[Instruction] Wherever the word "moisture" appears in a line, copy that line.

[Provided material]
--- --- ---
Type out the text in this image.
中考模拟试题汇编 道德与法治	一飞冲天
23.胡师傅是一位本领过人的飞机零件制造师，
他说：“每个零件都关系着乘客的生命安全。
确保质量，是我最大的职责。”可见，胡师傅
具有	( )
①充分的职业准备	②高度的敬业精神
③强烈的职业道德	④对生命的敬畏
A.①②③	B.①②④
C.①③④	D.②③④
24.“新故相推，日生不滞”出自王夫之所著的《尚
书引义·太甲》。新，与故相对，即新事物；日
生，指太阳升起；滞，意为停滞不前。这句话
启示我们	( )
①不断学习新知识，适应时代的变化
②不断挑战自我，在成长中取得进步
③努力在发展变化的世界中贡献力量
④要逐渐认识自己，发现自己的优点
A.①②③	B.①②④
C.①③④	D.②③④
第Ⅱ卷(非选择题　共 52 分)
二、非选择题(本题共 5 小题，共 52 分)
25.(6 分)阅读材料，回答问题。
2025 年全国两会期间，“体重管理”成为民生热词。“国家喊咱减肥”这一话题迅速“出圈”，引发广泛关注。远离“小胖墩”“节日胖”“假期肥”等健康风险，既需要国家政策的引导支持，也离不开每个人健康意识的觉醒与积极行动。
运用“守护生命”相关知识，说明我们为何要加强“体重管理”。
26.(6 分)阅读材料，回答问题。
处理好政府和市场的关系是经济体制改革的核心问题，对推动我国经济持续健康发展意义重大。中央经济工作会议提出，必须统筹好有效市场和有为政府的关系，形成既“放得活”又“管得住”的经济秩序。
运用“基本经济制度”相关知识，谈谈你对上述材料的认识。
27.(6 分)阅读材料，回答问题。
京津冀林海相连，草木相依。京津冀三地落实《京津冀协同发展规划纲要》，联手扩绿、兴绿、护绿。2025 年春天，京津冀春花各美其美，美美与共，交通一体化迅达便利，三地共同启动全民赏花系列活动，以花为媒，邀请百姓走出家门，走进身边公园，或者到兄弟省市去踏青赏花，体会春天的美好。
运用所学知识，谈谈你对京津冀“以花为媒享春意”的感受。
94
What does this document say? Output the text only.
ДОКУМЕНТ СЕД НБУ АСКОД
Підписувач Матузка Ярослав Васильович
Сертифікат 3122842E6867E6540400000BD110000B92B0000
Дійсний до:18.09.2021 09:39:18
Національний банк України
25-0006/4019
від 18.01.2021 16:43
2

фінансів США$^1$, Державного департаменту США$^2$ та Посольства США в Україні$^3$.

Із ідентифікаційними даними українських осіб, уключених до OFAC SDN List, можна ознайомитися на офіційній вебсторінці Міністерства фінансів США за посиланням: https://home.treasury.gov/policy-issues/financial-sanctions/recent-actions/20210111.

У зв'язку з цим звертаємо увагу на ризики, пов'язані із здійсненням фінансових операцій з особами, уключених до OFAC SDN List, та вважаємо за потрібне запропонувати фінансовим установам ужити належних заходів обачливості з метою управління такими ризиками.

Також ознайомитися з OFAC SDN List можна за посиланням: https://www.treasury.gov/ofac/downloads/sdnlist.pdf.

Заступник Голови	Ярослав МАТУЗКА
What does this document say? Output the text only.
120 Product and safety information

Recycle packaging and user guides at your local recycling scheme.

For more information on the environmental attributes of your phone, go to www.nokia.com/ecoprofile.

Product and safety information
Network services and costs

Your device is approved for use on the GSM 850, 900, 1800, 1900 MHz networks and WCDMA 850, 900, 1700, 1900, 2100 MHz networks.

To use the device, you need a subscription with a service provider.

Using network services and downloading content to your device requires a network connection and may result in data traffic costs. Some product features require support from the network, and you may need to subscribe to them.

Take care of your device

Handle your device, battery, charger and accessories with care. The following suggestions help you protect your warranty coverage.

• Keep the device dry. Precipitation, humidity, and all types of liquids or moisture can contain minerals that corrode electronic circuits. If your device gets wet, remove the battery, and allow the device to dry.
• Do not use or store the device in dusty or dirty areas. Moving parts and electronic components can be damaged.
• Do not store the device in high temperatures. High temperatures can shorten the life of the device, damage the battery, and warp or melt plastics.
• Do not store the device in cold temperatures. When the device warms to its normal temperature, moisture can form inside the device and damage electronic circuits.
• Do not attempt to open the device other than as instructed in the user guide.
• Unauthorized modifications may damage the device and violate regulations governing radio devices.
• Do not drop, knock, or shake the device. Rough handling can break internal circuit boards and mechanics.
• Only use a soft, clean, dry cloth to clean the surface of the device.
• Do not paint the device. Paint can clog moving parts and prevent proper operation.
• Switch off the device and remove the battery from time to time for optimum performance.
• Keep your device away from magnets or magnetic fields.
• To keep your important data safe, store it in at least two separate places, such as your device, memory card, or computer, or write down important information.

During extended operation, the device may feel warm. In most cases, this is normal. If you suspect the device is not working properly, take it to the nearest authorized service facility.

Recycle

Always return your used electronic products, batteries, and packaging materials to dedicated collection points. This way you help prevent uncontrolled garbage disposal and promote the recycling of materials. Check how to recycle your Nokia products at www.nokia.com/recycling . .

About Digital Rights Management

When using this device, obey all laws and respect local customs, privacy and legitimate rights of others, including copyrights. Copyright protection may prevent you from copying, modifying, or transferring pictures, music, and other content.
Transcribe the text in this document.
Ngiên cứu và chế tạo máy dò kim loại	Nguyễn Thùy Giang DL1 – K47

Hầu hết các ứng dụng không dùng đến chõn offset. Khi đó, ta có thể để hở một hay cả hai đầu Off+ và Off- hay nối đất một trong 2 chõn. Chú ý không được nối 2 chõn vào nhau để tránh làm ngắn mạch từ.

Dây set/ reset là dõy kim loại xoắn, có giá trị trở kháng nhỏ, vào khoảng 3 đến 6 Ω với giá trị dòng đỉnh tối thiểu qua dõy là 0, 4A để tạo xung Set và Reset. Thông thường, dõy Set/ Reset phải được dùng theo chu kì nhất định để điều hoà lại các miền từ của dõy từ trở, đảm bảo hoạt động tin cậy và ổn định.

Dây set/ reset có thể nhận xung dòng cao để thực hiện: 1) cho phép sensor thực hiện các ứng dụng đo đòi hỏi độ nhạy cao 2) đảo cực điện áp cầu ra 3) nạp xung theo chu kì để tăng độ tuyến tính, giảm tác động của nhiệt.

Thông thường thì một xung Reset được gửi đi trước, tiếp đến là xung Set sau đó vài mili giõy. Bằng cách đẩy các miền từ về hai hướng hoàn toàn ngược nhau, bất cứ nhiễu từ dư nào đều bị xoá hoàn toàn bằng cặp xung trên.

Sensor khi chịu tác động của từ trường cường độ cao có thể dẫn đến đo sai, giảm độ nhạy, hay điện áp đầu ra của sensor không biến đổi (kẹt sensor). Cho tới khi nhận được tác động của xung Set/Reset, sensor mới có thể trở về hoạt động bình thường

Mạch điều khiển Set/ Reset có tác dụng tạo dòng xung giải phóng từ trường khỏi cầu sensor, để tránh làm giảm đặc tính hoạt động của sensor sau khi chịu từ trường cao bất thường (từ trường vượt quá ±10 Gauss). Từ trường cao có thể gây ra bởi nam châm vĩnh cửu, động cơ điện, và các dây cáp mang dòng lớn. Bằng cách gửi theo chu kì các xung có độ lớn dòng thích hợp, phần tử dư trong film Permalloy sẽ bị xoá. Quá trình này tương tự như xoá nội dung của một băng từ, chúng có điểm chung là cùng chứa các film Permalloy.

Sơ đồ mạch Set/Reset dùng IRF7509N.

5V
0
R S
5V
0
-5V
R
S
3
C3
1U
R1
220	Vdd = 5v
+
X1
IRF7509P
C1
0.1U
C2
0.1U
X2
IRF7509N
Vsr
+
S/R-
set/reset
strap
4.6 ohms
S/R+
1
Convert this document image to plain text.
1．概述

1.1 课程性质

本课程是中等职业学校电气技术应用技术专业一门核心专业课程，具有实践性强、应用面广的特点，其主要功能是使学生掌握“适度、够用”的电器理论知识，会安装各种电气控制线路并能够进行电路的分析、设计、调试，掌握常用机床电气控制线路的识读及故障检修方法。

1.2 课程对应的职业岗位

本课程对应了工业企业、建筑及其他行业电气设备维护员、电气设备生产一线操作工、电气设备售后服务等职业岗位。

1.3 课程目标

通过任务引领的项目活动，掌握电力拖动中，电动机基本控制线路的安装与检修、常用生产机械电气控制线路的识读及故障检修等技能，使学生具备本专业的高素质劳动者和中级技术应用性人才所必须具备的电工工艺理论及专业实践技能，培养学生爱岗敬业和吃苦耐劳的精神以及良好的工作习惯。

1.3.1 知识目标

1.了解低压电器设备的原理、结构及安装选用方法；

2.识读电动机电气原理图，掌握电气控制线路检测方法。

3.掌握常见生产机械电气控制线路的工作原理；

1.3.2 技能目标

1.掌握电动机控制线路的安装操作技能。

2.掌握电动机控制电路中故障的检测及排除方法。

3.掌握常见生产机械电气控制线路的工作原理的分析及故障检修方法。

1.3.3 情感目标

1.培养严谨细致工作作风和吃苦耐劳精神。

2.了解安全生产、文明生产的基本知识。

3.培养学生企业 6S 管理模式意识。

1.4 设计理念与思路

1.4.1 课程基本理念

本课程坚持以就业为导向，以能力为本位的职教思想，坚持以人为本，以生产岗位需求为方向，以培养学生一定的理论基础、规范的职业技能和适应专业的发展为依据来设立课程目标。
--- --- ---
[Full response]
• Keep the device dry. Precipitation, humidity, and all types of liquids or moisture can contain minerals that corrode electronic circuits. If your device gets wet, remove the battery, and allow the device to dry.
• Do not store the device in cold temperatures. When the device warms to its normal temperature, moisture can form inside the device and damage electronic circuits.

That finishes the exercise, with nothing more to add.